### Fragmento para leer
********

Aquellas tardes en las que los padres eran convocados para hablar con los profesores y recibir los comentarios sobre avances, retrocesos o estancamientos en el desarrollo integral de las alumnas se producía en el colegio una atmósfera de exaltación contra la que hacía falta, según los casos, una amplia gama de estrategias. Había niñas, claro, que esperaban la llegada de sus padres apoyadas en la verja del jardín, cerca de la entrada principal, para poder reconocer sus coches antes que nadie y salir corriendo a recibirlos, seguras y orgullosas de sus resultados escolares, ansiosas de presenciar el gesto satisfecho que iluminaría la cara de la autoridad compartida por una jerarquía doméstica y un staff académico unidos en su aprobación.

Había otras niñas que, justo cuando llegaba la hora de esas visitas, se perdían misteriosamente por los pasillos y por los salones del colegio, se replegaban sobre sí mismas con un susto directamente proporcional al resultado de sus notas y rumiaban excusas o lágrimas de cocodrilo hasta que la insistencia de su nombre repetido por megafonía les hacía presentarse ante ese doble tribunal descontento y preparado para la venganza. Cuando llegaban esas tardes patibularias, yo cogía el libro que tuviera entre manos, me iba a uno de mis rincones secretos y leía y leía, sin perder un segundo de esa vida, hasta oír mi nombre extenderse desde los altavoces por el espacio intangible e imperioso de un eco acusador. Entonces leía unos párrafos más y cerraba el libro con inquietud. En una de esas vistas evaluatorias que ejecutaban los adultos, fue el psicólogo del colegio quien brindó la observación más interesante sobre mi persona: 'Lee demasiado', sentenció, aunque manteniendo a duras penas el tipo de la convicción ante la ceja levantada por el asombro en la cara de mi madre, cuya jocosa y rotunda respuesta no olvidaré jamás: '¿Demasiado?'.

********

### Material proporcionado

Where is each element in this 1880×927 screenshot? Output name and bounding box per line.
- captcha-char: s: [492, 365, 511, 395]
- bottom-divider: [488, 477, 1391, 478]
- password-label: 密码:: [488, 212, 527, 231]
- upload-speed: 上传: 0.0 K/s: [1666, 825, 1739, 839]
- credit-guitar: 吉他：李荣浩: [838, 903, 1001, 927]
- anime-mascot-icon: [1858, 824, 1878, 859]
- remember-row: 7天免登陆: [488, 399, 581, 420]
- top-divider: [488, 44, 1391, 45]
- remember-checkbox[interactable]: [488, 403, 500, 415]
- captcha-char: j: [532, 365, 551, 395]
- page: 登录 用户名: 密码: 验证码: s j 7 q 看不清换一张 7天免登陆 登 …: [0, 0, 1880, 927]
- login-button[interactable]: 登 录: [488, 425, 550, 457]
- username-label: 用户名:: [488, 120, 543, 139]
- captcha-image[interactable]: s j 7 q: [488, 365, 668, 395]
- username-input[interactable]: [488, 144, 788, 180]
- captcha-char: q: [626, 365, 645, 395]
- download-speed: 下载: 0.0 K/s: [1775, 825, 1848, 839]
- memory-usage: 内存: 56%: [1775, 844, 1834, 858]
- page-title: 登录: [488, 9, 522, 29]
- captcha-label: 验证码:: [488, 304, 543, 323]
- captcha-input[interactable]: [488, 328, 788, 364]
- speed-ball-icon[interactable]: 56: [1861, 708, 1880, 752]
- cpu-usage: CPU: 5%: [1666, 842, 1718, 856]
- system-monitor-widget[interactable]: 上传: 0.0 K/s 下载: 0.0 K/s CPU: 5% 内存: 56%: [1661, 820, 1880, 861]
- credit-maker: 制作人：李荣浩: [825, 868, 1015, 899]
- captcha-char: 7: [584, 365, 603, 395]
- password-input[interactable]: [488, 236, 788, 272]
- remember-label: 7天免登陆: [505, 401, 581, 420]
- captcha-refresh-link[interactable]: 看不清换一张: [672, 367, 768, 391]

********

### Enunciado
Reproduce sin cambios el pasaje del fragmento sobre las tardes de reunión con los padres en el colegio que va entre «Aquellas tardes en» y «en su aprobación.», ambos incluidos.

### Resultado del ejercicio
Aquellas tardes en las que los padres eran convocados para hablar con los profesores y recibir los comentarios sobre avances, retrocesos o estancamientos en el desarrollo integral de las alumnas se producía en el colegio una atmósfera de exaltación contra la que hacía falta, según los casos, una amplia gama de estrategias. Había niñas, claro, que esperaban la llegada de sus padres apoyadas en la verja del jardín, cerca de la entrada principal, para poder reconocer sus coches antes que nadie y salir corriendo a recibirlos, seguras y orgullosas de sus resultados escolares, ansiosas de presenciar el gesto satisfecho que iluminaría la cara de la autoridad compartida por una jerarquía doméstica y un staff académico unidos en su aprobación.